§ Your goal: In the listing below, pick out lines with "Consequence".

§ Stored records:
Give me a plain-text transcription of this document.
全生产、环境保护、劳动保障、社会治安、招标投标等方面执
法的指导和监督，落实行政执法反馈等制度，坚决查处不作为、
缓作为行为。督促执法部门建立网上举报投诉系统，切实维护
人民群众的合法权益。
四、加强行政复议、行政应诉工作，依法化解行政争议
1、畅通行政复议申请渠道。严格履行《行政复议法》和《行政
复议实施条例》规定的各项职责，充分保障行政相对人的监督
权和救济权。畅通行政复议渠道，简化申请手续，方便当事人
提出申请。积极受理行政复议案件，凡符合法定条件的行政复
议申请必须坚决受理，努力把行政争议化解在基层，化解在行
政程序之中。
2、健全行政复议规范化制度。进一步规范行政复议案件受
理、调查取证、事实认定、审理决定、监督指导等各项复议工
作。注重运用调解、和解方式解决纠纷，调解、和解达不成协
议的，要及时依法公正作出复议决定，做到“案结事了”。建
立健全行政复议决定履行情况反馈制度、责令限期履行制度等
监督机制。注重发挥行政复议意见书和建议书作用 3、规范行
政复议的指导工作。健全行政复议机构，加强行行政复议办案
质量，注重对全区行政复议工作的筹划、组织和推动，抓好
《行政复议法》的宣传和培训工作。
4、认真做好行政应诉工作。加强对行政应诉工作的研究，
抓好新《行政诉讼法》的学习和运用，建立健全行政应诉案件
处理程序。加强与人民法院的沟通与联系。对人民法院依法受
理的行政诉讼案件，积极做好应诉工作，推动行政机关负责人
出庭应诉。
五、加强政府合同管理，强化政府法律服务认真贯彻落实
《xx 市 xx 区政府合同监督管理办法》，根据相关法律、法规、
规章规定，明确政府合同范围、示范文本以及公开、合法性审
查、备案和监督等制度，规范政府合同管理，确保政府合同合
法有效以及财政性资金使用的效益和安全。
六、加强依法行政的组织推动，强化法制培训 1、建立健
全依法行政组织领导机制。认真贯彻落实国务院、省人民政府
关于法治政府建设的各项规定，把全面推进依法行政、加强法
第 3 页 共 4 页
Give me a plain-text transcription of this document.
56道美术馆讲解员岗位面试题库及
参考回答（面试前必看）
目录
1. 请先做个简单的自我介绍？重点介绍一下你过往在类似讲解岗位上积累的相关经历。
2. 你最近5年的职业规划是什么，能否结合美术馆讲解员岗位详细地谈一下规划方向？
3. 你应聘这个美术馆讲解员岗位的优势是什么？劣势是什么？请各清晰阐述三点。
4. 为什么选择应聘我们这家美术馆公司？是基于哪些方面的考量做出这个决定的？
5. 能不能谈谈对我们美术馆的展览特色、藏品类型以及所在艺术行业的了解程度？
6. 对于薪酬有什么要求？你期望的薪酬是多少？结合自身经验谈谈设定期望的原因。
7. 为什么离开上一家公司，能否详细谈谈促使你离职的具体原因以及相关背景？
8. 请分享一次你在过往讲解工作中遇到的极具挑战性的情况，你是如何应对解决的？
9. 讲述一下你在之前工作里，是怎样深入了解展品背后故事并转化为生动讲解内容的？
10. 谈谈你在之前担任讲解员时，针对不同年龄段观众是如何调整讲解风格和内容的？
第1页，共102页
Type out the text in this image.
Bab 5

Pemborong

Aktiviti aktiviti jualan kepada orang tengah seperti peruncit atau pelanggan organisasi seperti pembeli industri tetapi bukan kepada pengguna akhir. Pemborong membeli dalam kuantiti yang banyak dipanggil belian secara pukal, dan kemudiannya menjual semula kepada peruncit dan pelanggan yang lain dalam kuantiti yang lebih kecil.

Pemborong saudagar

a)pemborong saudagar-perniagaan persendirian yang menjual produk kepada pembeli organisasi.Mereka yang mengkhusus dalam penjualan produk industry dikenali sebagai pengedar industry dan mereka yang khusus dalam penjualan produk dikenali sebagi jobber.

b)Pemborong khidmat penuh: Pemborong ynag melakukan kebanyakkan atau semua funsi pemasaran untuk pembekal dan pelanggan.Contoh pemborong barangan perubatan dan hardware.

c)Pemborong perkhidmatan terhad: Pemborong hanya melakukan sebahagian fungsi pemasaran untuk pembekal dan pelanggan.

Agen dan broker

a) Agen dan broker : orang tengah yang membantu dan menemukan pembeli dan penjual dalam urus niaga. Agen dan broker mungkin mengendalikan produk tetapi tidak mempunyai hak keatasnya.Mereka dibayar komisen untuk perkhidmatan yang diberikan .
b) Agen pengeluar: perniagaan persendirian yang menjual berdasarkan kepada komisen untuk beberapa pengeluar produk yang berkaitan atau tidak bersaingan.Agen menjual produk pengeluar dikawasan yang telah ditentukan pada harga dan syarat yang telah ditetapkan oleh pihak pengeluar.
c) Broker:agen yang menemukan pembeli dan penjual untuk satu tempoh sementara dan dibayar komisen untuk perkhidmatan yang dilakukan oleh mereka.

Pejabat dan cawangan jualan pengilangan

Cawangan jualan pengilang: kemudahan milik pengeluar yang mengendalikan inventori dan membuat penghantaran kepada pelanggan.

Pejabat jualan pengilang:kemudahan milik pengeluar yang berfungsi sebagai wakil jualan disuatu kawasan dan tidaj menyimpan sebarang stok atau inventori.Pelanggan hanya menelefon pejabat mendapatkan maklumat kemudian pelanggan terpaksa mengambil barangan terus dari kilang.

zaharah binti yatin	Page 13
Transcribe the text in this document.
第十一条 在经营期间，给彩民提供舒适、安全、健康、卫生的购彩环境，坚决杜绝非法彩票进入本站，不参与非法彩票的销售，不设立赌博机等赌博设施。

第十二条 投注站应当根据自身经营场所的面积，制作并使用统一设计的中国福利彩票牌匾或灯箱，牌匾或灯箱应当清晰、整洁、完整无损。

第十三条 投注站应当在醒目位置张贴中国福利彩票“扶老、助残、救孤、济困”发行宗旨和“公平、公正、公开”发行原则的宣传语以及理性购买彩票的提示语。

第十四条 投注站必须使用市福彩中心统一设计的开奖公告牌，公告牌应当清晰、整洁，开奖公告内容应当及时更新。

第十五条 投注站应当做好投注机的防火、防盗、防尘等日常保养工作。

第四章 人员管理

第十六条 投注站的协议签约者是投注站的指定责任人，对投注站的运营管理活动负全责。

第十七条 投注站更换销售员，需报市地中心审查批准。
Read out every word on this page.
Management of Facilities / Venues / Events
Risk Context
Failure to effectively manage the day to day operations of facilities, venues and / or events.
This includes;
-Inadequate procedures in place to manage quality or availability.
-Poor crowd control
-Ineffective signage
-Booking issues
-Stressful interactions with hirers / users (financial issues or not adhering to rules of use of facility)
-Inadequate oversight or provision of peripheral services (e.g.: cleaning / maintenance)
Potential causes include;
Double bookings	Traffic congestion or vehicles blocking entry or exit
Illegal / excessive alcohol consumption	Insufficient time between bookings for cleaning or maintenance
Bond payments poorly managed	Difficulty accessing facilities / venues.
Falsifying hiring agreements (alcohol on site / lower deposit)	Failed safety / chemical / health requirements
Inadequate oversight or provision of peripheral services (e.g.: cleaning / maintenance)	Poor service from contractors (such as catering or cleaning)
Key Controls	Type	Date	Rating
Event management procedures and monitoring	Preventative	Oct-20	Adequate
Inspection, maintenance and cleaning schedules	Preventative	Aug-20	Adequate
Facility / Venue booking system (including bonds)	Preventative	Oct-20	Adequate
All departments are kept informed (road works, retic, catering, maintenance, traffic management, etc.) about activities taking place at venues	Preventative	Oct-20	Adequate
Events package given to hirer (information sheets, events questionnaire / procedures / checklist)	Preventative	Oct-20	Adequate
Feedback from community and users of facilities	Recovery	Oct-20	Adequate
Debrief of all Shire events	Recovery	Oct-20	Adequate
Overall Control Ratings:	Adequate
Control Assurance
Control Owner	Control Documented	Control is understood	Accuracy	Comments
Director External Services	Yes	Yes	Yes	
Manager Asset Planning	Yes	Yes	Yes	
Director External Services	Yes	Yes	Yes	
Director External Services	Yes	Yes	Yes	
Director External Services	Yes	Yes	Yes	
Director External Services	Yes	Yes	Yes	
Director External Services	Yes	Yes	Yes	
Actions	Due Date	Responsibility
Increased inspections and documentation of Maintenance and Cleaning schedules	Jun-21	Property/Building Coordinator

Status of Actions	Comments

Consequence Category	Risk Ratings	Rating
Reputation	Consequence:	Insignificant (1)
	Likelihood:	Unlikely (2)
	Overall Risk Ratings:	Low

§ Result of this task:
Consequence Category	Risk Ratings	Rating
Reputation	Consequence:	Insignificant (1)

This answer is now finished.